→ Stated problem
Give the number of lines that include the word "rule", nothing more.

→ Data provided
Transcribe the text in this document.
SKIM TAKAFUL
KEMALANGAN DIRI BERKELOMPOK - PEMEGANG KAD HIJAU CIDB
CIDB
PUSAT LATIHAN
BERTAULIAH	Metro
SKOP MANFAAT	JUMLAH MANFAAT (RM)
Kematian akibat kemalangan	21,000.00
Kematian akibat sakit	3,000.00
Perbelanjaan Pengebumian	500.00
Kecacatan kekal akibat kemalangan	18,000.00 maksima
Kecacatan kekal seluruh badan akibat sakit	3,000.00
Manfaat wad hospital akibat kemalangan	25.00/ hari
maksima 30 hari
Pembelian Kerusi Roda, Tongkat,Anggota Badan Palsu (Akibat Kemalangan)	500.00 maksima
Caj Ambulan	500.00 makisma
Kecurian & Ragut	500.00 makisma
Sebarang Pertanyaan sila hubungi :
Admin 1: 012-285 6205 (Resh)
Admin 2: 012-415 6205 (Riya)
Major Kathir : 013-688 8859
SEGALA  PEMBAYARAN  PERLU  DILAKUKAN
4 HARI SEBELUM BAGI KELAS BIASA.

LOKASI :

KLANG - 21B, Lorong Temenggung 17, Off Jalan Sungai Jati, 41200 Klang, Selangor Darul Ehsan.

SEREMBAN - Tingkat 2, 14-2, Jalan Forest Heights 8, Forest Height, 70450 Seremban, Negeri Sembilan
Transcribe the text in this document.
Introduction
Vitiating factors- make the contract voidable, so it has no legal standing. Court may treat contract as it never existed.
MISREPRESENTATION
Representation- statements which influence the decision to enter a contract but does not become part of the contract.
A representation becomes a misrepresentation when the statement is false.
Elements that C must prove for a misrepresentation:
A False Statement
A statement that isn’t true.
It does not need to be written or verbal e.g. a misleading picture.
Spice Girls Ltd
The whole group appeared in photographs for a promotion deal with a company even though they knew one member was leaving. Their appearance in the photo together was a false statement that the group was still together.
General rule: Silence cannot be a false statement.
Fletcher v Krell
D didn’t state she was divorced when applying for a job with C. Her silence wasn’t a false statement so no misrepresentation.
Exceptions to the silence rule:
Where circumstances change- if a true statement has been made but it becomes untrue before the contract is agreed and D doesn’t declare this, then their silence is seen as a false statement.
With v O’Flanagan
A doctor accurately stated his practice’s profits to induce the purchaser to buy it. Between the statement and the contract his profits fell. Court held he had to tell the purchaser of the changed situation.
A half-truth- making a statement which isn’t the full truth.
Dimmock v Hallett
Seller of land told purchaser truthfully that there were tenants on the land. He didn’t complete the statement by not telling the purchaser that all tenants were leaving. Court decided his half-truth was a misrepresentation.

→ Task output
2